» **Problem description**: List each line of the data that holds the word "borne".

» **Records for processing**:
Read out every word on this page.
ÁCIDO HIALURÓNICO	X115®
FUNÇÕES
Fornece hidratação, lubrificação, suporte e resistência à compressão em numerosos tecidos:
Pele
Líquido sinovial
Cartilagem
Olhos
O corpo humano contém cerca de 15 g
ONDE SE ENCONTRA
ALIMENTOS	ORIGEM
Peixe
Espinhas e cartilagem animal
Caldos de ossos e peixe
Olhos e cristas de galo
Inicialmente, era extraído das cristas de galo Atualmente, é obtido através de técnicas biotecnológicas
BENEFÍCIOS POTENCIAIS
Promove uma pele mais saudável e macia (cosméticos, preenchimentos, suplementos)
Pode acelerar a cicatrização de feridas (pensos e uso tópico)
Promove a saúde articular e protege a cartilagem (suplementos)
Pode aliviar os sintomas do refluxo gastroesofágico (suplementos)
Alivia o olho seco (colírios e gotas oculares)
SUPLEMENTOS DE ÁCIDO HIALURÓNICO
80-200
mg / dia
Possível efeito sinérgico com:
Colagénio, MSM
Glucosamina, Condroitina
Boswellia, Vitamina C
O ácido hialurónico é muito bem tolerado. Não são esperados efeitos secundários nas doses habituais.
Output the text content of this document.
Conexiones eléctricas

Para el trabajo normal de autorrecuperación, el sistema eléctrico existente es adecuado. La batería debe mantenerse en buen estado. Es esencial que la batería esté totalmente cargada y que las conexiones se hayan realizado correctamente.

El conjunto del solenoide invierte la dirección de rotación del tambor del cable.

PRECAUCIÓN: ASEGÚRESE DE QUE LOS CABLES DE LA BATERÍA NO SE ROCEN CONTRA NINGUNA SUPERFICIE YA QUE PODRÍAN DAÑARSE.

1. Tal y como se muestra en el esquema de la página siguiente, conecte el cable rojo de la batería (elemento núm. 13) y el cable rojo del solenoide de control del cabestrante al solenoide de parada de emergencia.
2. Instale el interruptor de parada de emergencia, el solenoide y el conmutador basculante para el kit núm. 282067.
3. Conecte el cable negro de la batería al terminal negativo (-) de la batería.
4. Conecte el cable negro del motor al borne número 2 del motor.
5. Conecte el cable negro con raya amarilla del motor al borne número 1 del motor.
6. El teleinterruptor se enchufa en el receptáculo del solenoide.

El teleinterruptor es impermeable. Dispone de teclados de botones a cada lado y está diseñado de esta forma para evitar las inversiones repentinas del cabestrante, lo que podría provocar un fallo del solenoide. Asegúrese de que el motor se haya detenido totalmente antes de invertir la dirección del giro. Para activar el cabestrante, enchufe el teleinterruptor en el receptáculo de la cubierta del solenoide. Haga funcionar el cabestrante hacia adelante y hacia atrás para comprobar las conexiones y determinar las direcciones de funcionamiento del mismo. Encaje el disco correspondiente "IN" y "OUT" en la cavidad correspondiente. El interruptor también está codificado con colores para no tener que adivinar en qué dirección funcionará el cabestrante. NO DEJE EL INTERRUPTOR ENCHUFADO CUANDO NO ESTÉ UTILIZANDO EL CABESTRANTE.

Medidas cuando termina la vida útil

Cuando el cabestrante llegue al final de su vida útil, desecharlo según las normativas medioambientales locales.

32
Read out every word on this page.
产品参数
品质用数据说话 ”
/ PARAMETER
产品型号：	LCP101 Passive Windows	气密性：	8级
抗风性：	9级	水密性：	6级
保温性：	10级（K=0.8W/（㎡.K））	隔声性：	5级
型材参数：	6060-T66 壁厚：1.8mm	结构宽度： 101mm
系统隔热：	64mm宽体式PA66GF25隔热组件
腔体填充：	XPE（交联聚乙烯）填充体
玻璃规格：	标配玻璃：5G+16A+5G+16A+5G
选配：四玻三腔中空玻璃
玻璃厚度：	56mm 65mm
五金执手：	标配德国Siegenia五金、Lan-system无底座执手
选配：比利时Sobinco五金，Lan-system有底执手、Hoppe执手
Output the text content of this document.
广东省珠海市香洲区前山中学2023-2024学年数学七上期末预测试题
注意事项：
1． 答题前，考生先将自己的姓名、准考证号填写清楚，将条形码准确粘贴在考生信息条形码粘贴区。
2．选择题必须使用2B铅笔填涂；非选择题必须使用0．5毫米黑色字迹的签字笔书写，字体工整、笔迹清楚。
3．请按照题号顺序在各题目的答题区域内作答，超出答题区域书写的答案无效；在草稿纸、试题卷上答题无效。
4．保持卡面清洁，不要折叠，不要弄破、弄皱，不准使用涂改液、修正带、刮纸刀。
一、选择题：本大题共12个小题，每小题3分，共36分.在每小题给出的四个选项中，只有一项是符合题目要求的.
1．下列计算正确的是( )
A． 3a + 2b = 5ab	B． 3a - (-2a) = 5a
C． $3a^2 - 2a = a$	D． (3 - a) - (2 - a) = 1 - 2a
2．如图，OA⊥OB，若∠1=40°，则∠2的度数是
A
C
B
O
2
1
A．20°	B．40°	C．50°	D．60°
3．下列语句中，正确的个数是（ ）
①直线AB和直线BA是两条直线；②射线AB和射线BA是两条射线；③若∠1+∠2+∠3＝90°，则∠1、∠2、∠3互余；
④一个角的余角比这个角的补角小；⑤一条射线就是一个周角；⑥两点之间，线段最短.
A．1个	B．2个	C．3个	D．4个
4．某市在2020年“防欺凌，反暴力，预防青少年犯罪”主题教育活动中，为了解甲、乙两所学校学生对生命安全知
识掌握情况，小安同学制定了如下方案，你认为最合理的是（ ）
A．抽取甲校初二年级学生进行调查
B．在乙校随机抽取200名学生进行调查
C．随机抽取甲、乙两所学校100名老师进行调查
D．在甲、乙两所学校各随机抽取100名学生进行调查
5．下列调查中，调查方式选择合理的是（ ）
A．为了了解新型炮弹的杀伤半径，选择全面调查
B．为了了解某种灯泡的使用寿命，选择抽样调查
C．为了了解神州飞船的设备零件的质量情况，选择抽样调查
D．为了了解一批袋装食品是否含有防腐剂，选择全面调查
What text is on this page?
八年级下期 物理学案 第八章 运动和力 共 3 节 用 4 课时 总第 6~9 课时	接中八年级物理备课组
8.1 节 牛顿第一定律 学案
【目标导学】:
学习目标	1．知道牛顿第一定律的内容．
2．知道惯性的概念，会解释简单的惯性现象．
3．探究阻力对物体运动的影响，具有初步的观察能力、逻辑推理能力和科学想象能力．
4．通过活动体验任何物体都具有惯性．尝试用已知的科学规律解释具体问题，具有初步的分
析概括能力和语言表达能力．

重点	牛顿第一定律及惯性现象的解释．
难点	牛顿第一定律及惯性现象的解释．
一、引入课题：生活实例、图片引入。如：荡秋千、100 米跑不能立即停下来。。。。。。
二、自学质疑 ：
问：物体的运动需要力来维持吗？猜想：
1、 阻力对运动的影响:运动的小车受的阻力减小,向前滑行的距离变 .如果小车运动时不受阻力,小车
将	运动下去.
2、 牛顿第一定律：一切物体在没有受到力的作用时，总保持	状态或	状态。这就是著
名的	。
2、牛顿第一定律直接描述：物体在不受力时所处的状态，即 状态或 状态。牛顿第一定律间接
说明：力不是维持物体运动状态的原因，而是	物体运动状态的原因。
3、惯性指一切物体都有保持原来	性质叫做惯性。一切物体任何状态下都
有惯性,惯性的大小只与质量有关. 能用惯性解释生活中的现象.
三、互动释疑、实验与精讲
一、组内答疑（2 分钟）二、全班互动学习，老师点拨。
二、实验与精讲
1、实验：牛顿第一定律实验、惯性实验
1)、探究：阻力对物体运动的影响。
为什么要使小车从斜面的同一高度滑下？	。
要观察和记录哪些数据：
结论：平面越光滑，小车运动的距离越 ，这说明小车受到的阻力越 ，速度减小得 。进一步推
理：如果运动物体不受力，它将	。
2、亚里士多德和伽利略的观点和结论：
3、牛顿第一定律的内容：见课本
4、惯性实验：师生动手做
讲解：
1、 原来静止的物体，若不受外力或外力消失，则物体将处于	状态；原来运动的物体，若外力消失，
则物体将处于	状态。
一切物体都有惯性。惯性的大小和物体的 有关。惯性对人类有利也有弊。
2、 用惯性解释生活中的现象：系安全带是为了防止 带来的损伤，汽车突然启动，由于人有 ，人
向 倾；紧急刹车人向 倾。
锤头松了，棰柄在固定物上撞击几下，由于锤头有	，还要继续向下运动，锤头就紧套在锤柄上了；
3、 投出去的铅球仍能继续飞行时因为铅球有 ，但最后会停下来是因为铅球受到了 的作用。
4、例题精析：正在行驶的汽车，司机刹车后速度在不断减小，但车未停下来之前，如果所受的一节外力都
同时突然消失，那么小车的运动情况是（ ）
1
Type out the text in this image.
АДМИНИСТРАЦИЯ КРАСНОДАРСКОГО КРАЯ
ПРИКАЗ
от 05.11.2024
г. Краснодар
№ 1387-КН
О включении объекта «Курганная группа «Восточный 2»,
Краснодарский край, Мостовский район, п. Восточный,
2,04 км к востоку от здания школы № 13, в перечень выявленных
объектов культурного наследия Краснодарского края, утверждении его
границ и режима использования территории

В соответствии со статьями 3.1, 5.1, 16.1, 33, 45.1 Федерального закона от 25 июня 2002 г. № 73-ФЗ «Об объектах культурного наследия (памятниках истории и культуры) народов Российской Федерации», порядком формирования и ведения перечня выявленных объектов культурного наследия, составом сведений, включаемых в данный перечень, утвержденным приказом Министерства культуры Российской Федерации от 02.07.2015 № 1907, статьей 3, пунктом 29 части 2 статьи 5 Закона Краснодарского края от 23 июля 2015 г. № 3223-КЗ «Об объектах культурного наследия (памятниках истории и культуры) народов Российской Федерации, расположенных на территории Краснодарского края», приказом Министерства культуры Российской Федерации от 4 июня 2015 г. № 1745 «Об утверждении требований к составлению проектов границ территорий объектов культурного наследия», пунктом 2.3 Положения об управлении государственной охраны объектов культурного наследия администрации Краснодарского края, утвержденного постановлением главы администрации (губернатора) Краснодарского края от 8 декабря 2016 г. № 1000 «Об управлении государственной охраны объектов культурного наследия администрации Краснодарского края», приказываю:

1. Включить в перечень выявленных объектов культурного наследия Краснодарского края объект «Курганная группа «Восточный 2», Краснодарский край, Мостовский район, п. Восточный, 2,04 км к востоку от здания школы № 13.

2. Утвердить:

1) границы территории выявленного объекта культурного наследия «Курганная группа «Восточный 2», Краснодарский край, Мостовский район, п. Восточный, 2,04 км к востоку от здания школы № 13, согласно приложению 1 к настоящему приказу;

» **Reply**:
4. Conecte el cable negro del motor al borne número 2 del motor.
5. Conecte el cable negro con raya amarilla del motor al borne número 1 del motor.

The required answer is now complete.